● **给定文本**
Basics on Dynamic Programming(DP) 7 - Interval DP
区间内动态规划
1. Merge Stone
有n堆石子排成一列,每堆石子有一个重量w[i].
每次合并可以合并相邻的两堆石子,一次合并的代价为两堆石子的重量和w[i]+w[i+1]。
问安排怎样的合并顺序,能够使得总合并代价达到最小。
Example 1:
4 1 1 4
--- ---
5 5 --- 10
----
10 --- 10
= 20
Example 2:
4 1 1 4
---
2
----
6
------
10 2 + 6+ 10 = 18
- state: f[i][j]代表了从i合并到j的最小代价是什么
- function: f[i][j] = min(f[i][k] + f[k+1][j] + sum[i][j]),sum是一定的,从k中找最小的
- intialize: f[i][i] = 0
- answer: f[1][n]
for(int len=1; len<n; len++) {
for(int i=1; i+len<=n; i++) {
int end = i+len;
int tmp = INF;
int k = 0;
for(int j=p[i][end-1]; j<=p[i+1][end]; j++) {
if(dp[i][j] + dp[j+1][end] + sum[end] - sum[i-1] < tmp) {
tmp = dp[i][j] + dp[j+1][end] + sum[end] - sum[i-1];
k = j;
}
}
dp[i][end] = tmp;
p[i][end] = k;
}
}

● **指令 1**
在记录中,从第一行开始,到包含"elapsed-time-label: Elapsed Time"的那一行结束(首尾两行都算在内),把这些行重写一遍,其中"Frame Color"换成"Border Color",其余内容保持不变。

● **原始记录**
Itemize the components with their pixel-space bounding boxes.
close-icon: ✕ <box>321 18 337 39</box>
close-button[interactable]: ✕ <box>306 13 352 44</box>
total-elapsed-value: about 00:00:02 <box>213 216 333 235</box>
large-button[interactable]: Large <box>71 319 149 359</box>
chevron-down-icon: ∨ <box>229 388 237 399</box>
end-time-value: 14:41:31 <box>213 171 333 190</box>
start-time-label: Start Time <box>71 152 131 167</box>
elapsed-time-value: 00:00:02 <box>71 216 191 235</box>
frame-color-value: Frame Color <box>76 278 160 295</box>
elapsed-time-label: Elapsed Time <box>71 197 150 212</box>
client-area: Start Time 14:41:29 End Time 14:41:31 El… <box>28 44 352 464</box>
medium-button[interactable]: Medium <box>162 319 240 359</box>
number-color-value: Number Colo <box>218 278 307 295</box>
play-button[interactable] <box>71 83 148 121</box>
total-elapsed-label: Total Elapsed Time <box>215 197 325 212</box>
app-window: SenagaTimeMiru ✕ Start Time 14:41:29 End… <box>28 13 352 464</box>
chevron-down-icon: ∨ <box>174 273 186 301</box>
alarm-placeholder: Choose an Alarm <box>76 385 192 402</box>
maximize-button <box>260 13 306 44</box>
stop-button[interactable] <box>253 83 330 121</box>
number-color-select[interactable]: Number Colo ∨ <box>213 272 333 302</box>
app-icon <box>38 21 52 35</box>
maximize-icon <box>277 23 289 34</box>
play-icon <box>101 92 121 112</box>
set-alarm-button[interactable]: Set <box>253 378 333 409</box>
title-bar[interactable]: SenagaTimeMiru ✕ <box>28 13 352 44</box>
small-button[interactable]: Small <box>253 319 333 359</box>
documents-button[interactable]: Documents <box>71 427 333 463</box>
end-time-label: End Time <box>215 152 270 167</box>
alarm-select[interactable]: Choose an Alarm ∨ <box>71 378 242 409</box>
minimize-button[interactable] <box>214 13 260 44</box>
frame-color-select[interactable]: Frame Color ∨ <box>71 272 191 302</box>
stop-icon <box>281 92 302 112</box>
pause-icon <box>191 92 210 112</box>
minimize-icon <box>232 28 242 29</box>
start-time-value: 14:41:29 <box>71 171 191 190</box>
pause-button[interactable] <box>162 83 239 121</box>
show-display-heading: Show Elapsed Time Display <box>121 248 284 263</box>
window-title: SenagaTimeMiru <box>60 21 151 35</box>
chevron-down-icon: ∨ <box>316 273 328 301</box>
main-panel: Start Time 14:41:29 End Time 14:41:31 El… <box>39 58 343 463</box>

● **指令 2**
关于区间动态规划的这段文字中,有几行以短横线开头,并在冒号前写有一个英文标签。请把这些标签全部列出来。

● **预期输出 1**
Itemize the components with their pixel-space bounding boxes.
close-icon: ✕ <box>321 18 337 39</box>
close-button[interactable]: ✕ <box>306 13 352 44</box>
total-elapsed-value: about 00:00:02 <box>213 216 333 235</box>
large-button[interactable]: Large <box>71 319 149 359</box>
chevron-down-icon: ∨ <box>229 388 237 399</box>
end-time-value: 14:41:31 <box>213 171 333 190</box>
start-time-label: Start Time <box>71 152 131 167</box>
elapsed-time-value: 00:00:02 <box>71 216 191 235</box>
frame-color-value: Border Color <box>76 278 160 295</box>
elapsed-time-label: Elapsed Time <box>71 197 150 212</box>

● **预期输出 2**
state
function
intialize
answer